▸ EXERCISE PROMPT: Of the lines in this listing, how many contain the word "JSON"? Give the number and nothing else.

▸ MATERIAL FOR THIS EXERCISE:
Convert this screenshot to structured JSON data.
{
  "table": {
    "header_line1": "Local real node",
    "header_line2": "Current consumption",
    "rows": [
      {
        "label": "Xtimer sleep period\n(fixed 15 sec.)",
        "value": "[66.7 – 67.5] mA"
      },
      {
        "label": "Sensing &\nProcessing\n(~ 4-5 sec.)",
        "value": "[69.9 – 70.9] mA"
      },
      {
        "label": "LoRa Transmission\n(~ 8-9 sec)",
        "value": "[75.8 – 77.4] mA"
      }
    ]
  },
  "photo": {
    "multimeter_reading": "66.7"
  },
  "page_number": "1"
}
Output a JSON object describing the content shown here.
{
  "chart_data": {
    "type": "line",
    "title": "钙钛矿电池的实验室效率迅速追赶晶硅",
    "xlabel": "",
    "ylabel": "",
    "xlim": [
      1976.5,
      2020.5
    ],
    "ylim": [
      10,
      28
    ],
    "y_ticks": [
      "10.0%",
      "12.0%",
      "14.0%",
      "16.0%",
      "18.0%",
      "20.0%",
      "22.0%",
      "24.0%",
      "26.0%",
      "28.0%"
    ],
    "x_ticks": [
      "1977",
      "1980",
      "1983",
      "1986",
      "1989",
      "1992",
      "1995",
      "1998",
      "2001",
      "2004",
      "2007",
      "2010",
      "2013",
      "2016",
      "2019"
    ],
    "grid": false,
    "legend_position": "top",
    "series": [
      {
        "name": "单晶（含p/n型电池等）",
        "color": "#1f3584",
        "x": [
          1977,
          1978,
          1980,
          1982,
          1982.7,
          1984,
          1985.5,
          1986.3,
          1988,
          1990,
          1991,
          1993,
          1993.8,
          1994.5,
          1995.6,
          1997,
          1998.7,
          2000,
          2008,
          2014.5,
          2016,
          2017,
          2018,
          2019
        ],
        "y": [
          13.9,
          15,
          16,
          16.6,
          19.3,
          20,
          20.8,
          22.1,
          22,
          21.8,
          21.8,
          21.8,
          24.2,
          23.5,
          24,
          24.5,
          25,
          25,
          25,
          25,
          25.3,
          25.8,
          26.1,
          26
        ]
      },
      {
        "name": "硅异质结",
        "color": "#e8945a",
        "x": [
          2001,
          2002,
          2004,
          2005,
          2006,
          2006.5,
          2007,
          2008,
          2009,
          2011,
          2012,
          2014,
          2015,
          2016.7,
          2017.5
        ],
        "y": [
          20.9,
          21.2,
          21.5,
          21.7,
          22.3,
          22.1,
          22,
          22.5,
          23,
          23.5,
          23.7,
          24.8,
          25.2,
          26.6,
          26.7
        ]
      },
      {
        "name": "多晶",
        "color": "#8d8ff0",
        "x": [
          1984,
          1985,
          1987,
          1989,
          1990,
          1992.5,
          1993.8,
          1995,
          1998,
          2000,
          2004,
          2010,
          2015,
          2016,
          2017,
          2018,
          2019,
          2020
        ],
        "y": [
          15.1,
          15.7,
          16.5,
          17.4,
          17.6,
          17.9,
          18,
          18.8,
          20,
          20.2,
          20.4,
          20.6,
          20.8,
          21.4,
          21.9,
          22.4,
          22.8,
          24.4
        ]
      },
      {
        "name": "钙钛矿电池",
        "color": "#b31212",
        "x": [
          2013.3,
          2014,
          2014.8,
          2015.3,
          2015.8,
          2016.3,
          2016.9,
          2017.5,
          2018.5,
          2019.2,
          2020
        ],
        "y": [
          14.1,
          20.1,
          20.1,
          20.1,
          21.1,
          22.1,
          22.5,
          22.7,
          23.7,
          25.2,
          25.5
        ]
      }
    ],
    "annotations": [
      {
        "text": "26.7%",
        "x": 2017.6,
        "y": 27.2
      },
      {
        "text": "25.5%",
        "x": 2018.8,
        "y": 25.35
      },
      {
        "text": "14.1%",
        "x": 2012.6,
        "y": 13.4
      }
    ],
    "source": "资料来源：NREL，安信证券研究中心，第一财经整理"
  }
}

==

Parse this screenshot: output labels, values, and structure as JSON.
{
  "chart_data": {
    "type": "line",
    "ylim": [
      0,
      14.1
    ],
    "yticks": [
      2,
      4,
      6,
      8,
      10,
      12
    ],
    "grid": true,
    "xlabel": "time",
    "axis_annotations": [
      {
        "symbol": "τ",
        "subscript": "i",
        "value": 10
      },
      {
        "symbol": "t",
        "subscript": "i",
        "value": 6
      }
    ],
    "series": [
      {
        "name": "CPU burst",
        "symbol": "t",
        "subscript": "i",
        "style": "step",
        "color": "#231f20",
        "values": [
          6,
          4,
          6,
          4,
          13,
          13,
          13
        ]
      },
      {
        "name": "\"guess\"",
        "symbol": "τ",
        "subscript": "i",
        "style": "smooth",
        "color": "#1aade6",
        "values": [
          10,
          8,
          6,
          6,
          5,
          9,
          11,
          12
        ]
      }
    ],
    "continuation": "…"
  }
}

▸ OUTPUT FOR THIS EXERCISE: 3